[start ENTRIES SHOWN]

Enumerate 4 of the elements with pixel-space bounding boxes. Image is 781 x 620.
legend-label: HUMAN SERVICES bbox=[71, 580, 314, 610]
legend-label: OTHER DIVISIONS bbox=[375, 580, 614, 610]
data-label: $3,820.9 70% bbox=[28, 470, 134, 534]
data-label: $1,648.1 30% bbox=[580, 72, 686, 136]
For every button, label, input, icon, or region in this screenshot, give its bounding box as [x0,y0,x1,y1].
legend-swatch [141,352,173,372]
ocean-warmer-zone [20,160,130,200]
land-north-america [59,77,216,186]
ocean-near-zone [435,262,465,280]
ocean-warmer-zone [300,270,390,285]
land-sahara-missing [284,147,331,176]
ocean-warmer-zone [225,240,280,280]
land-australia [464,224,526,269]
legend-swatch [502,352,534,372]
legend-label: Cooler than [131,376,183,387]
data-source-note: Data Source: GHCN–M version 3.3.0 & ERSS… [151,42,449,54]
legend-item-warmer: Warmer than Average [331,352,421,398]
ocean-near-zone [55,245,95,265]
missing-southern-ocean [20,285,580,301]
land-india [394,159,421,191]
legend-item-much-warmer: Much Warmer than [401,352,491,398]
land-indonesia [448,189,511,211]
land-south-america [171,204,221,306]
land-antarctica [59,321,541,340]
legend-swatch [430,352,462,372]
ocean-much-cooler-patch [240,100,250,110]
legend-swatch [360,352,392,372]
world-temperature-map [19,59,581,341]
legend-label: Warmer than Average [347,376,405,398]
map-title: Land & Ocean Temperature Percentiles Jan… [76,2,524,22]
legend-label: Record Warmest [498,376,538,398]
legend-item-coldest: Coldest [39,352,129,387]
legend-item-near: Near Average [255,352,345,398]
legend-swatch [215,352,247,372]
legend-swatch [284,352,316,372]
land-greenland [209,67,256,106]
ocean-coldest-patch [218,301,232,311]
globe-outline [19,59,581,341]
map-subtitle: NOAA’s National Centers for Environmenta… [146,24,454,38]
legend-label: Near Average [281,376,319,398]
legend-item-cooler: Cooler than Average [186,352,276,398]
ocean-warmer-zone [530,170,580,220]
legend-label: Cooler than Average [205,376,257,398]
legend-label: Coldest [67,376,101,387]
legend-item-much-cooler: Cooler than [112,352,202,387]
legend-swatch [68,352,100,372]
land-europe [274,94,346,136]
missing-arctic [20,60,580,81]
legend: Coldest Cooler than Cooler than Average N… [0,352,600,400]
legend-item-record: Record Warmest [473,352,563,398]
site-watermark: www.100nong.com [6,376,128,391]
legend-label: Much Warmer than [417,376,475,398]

[end ENTRIES SHOWN]

- **STATED EXERCISE**: Copy the items above, swapping every "ocean-warmer-zone" for "ocean-warm-zone" and leaving everything else unchanged.

- **WORKED SOLUTION**:
Enumerate 4 of the elements with pixel-space bounding boxes. Image is 781 x 620.
legend-label: HUMAN SERVICES bbox=[71, 580, 314, 610]
legend-label: OTHER DIVISIONS bbox=[375, 580, 614, 610]
data-label: $3,820.9 70% bbox=[28, 470, 134, 534]
data-label: $1,648.1 30% bbox=[580, 72, 686, 136]
For every button, label, input, icon, or region in this screenshot, give its bounding box as [x0,y0,x1,y1].
legend-swatch [141,352,173,372]
ocean-warm-zone [20,160,130,200]
land-north-america [59,77,216,186]
ocean-near-zone [435,262,465,280]
ocean-warm-zone [300,270,390,285]
land-sahara-missing [284,147,331,176]
ocean-warm-zone [225,240,280,280]
land-australia [464,224,526,269]
legend-swatch [502,352,534,372]
legend-label: Cooler than [131,376,183,387]
data-source-note: Data Source: GHCN–M version 3.3.0 & ERSS… [151,42,449,54]
legend-item-warmer: Warmer than Average [331,352,421,398]
ocean-near-zone [55,245,95,265]
missing-southern-ocean [20,285,580,301]
land-india [394,159,421,191]
legend-item-much-warmer: Much Warmer than [401,352,491,398]
land-indonesia [448,189,511,211]
land-south-america [171,204,221,306]
land-antarctica [59,321,541,340]
legend-swatch [430,352,462,372]
ocean-much-cooler-patch [240,100,250,110]
legend-swatch [360,352,392,372]
world-temperature-map [19,59,581,341]
legend-label: Warmer than Average [347,376,405,398]
map-title: Land & Ocean Temperature Percentiles Jan… [76,2,524,22]
legend-label: Record Warmest [498,376,538,398]
legend-item-coldest: Coldest [39,352,129,387]
legend-item-near: Near Average [255,352,345,398]
legend-swatch [215,352,247,372]
legend-swatch [284,352,316,372]
land-greenland [209,67,256,106]
ocean-coldest-patch [218,301,232,311]
globe-outline [19,59,581,341]
map-subtitle: NOAA’s National Centers for Environmenta… [146,24,454,38]
legend-label: Near Average [281,376,319,398]
legend-item-cooler: Cooler than Average [186,352,276,398]
ocean-warm-zone [530,170,580,220]
legend-label: Cooler than Average [205,376,257,398]
legend-label: Coldest [67,376,101,387]
legend-item-much-cooler: Cooler than [112,352,202,387]
legend-swatch [68,352,100,372]
land-europe [274,94,346,136]
missing-arctic [20,60,580,81]
legend: Coldest Cooler than Cooler than Average N… [0,352,600,400]
legend-item-record: Record Warmest [473,352,563,398]
site-watermark: www.100nong.com [6,376,128,391]
legend-label: Much Warmer than [417,376,475,398]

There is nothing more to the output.